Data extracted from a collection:
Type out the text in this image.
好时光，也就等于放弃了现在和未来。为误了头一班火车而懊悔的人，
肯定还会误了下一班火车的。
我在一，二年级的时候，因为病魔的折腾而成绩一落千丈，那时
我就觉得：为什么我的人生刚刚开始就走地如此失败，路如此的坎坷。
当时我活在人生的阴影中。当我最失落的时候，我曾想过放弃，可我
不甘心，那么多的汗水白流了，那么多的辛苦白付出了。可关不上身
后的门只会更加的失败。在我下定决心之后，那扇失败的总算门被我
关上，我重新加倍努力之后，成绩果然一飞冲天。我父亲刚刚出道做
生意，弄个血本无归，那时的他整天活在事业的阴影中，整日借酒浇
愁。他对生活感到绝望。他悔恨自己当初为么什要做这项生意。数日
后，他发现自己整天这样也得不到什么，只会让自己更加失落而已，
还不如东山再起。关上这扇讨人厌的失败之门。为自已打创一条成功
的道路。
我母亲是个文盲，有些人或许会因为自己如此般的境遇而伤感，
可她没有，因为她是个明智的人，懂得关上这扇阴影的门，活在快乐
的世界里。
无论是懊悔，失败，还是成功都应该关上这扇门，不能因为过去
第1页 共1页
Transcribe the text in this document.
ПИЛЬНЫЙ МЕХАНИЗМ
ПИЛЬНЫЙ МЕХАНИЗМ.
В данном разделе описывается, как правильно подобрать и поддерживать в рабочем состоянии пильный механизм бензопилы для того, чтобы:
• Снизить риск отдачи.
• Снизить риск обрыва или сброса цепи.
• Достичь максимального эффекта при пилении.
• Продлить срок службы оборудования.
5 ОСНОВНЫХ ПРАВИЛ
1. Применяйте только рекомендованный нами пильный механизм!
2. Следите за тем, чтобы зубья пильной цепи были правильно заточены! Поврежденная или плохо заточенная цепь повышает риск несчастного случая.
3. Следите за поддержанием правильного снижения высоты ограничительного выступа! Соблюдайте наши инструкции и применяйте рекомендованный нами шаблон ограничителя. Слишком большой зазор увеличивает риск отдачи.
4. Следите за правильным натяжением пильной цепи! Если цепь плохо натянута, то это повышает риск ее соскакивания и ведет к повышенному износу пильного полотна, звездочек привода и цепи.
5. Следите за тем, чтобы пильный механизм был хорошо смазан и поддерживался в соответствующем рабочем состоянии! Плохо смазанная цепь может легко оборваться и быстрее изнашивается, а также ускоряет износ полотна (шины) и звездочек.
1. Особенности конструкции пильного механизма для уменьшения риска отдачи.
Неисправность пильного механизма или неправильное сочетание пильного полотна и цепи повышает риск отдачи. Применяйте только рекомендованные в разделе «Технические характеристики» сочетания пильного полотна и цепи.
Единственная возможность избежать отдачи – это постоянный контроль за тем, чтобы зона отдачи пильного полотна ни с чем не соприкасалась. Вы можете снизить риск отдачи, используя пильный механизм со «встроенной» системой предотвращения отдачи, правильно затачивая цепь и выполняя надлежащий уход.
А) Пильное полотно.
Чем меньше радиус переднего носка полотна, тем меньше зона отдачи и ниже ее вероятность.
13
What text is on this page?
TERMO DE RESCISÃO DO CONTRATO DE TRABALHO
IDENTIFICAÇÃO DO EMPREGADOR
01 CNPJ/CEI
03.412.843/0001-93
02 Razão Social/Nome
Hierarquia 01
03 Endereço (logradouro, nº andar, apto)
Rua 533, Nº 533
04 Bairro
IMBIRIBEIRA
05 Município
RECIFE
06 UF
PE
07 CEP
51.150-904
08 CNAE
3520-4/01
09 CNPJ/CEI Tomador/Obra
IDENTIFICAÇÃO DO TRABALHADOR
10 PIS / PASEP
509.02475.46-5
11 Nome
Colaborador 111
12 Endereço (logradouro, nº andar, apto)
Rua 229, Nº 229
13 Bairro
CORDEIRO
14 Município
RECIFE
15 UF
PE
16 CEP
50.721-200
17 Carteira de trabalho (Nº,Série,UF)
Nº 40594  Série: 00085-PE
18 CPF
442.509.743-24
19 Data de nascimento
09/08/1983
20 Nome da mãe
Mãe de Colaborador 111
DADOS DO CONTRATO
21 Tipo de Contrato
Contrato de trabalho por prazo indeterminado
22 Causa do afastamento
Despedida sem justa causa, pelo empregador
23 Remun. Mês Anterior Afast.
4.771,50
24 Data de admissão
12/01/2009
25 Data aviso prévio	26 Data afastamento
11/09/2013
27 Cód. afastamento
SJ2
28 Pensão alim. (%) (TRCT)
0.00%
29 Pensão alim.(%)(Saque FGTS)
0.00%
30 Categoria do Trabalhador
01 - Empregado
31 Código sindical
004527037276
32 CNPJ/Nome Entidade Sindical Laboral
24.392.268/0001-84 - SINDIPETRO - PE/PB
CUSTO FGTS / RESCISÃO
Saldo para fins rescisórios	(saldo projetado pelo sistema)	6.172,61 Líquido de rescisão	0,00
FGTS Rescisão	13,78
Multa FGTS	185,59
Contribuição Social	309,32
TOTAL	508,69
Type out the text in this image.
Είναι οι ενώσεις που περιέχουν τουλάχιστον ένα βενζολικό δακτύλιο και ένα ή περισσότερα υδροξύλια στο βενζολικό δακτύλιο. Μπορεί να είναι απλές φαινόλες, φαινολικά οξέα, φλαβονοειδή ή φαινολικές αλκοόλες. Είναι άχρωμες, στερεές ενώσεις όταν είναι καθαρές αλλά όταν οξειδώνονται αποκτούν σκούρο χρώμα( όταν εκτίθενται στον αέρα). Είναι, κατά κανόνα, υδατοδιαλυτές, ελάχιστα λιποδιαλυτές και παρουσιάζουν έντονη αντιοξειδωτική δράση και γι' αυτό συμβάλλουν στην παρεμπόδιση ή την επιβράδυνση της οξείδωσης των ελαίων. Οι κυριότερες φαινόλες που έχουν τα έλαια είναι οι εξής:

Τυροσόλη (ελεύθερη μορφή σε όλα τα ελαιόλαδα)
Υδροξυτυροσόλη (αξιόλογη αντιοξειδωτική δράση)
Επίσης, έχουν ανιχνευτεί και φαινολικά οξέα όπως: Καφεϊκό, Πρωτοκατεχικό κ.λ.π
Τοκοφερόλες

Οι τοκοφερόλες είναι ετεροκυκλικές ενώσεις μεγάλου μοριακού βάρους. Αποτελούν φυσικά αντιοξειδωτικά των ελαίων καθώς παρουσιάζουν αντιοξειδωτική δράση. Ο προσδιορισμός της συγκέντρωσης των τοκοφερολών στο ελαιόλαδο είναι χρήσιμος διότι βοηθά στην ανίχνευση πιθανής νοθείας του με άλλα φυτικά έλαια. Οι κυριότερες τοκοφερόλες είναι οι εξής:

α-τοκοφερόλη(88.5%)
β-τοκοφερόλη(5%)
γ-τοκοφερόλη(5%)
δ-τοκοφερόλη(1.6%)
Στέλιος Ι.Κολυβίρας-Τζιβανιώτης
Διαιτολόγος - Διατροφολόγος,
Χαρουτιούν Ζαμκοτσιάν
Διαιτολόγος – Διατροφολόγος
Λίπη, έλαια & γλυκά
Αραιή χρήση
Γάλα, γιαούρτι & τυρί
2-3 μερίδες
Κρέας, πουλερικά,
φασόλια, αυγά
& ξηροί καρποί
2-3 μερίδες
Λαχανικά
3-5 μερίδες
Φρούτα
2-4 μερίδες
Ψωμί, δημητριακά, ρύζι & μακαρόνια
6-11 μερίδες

Your instructions:
Retype all the records, matching them exactly.

Response to this task:
Type out the text in this image.
好时光，也就等于放弃了现在和未来。为误了头一班火车而懊悔的人，
肯定还会误了下一班火车的。
我在一，二年级的时候，因为病魔的折腾而成绩一落千丈，那时
我就觉得：为什么我的人生刚刚开始就走地如此失败，路如此的坎坷。
当时我活在人生的阴影中。当我最失落的时候，我曾想过放弃，可我
不甘心，那么多的汗水白流了，那么多的辛苦白付出了。可关不上身
后的门只会更加的失败。在我下定决心之后，那扇失败的总算门被我
关上，我重新加倍努力之后，成绩果然一飞冲天。我父亲刚刚出道做
生意，弄个血本无归，那时的他整天活在事业的阴影中，整日借酒浇
愁。他对生活感到绝望。他悔恨自己当初为么什要做这项生意。数日
后，他发现自己整天这样也得不到什么，只会让自己更加失落而已，
还不如东山再起。关上这扇讨人厌的失败之门。为自已打创一条成功
的道路。
我母亲是个文盲，有些人或许会因为自己如此般的境遇而伤感，
可她没有，因为她是个明智的人，懂得关上这扇阴影的门，活在快乐
的世界里。
无论是懊悔，失败，还是成功都应该关上这扇门，不能因为过去
第1页 共1页
Transcribe the text in this document.
ПИЛЬНЫЙ МЕХАНИЗМ
ПИЛЬНЫЙ МЕХАНИЗМ.
В данном разделе описывается, как правильно подобрать и поддерживать в рабочем состоянии пильный механизм бензопилы для того, чтобы:
• Снизить риск отдачи.
• Снизить риск обрыва или сброса цепи.
• Достичь максимального эффекта при пилении.
• Продлить срок службы оборудования.
5 ОСНОВНЫХ ПРАВИЛ
1. Применяйте только рекомендованный нами пильный механизм!
2. Следите за тем, чтобы зубья пильной цепи были правильно заточены! Поврежденная или плохо заточенная цепь повышает риск несчастного случая.
3. Следите за поддержанием правильного снижения высоты ограничительного выступа! Соблюдайте наши инструкции и применяйте рекомендованный нами шаблон ограничителя. Слишком большой зазор увеличивает риск отдачи.
4. Следите за правильным натяжением пильной цепи! Если цепь плохо натянута, то это повышает риск ее соскакивания и ведет к повышенному износу пильного полотна, звездочек привода и цепи.
5. Следите за тем, чтобы пильный механизм был хорошо смазан и поддерживался в соответствующем рабочем состоянии! Плохо смазанная цепь может легко оборваться и быстрее изнашивается, а также ускоряет износ полотна (шины) и звездочек.
1. Особенности конструкции пильного механизма для уменьшения риска отдачи.
Неисправность пильного механизма или неправильное сочетание пильного полотна и цепи повышает риск отдачи. Применяйте только рекомендованные в разделе «Технические характеристики» сочетания пильного полотна и цепи.
Единственная возможность избежать отдачи – это постоянный контроль за тем, чтобы зона отдачи пильного полотна ни с чем не соприкасалась. Вы можете снизить риск отдачи, используя пильный механизм со «встроенной» системой предотвращения отдачи, правильно затачивая цепь и выполняя надлежащий уход.
А) Пильное полотно.
Чем меньше радиус переднего носка полотна, тем меньше зона отдачи и ниже ее вероятность.
13
What text is on this page?
TERMO DE RESCISÃO DO CONTRATO DE TRABALHO
IDENTIFICAÇÃO DO EMPREGADOR
01 CNPJ/CEI
03.412.843/0001-93
02 Razão Social/Nome
Hierarquia 01
03 Endereço (logradouro, nº andar, apto)
Rua 533, Nº 533
04 Bairro
IMBIRIBEIRA
05 Município
RECIFE
06 UF
PE
07 CEP
51.150-904
08 CNAE
3520-4/01
09 CNPJ/CEI Tomador/Obra
IDENTIFICAÇÃO DO TRABALHADOR
10 PIS / PASEP
509.02475.46-5
11 Nome
Colaborador 111
12 Endereço (logradouro, nº andar, apto)
Rua 229, Nº 229
13 Bairro
CORDEIRO
14 Município
RECIFE
15 UF
PE
16 CEP
50.721-200
17 Carteira de trabalho (Nº,Série,UF)
Nº 40594  Série: 00085-PE
18 CPF
442.509.743-24
19 Data de nascimento
09/08/1983
20 Nome da mãe
Mãe de Colaborador 111
DADOS DO CONTRATO
21 Tipo de Contrato
Contrato de trabalho por prazo indeterminado
22 Causa do afastamento
Despedida sem justa causa, pelo empregador
23 Remun. Mês Anterior Afast.
4.771,50
24 Data de admissão
12/01/2009
25 Data aviso prévio	26 Data afastamento
11/09/2013
27 Cód. afastamento
SJ2
28 Pensão alim. (%) (TRCT)
0.00%
29 Pensão alim.(%)(Saque FGTS)
0.00%
30 Categoria do Trabalhador
01 - Empregado
31 Código sindical
004527037276
32 CNPJ/Nome Entidade Sindical Laboral
24.392.268/0001-84 - SINDIPETRO - PE/PB
CUSTO FGTS / RESCISÃO
Saldo para fins rescisórios	(saldo projetado pelo sistema)	6.172,61 Líquido de rescisão	0,00
FGTS Rescisão	13,78
Multa FGTS	185,59
Contribuição Social	309,32
TOTAL	508,69
Type out the text in this image.
Είναι οι ενώσεις που περιέχουν τουλάχιστον ένα βενζολικό δακτύλιο και ένα ή περισσότερα υδροξύλια στο βενζολικό δακτύλιο. Μπορεί να είναι απλές φαινόλες, φαινολικά οξέα, φλαβονοειδή ή φαινολικές αλκοόλες. Είναι άχρωμες, στερεές ενώσεις όταν είναι καθαρές αλλά όταν οξειδώνονται αποκτούν σκούρο χρώμα( όταν εκτίθενται στον αέρα). Είναι, κατά κανόνα, υδατοδιαλυτές, ελάχιστα λιποδιαλυτές και παρουσιάζουν έντονη αντιοξειδωτική δράση και γι' αυτό συμβάλλουν στην παρεμπόδιση ή την επιβράδυνση της οξείδωσης των ελαίων. Οι κυριότερες φαινόλες που έχουν τα έλαια είναι οι εξής:

Τυροσόλη (ελεύθερη μορφή σε όλα τα ελαιόλαδα)
Υδροξυτυροσόλη (αξιόλογη αντιοξειδωτική δράση)
Επίσης, έχουν ανιχνευτεί και φαινολικά οξέα όπως: Καφεϊκό, Πρωτοκατεχικό κ.λ.π
Τοκοφερόλες

Οι τοκοφερόλες είναι ετεροκυκλικές ενώσεις μεγάλου μοριακού βάρους. Αποτελούν φυσικά αντιοξειδωτικά των ελαίων καθώς παρουσιάζουν αντιοξειδωτική δράση. Ο προσδιορισμός της συγκέντρωσης των τοκοφερολών στο ελαιόλαδο είναι χρήσιμος διότι βοηθά στην ανίχνευση πιθανής νοθείας του με άλλα φυτικά έλαια. Οι κυριότερες τοκοφερόλες είναι οι εξής:

α-τοκοφερόλη(88.5%)
β-τοκοφερόλη(5%)
γ-τοκοφερόλη(5%)
δ-τοκοφερόλη(1.6%)
Στέλιος Ι.Κολυβίρας-Τζιβανιώτης
Διαιτολόγος - Διατροφολόγος,
Χαρουτιούν Ζαμκοτσιάν
Διαιτολόγος – Διατροφολόγος
Λίπη, έλαια & γλυκά
Αραιή χρήση
Γάλα, γιαούρτι & τυρί
2-3 μερίδες
Κρέας, πουλερικά,
φασόλια, αυγά
& ξηροί καρποί
2-3 μερίδες
Λαχανικά
3-5 μερίδες
Φρούτα
2-4 μερίδες
Ψωμί, δημητριακά, ρύζι & μακαρόνια
6-11 μερίδες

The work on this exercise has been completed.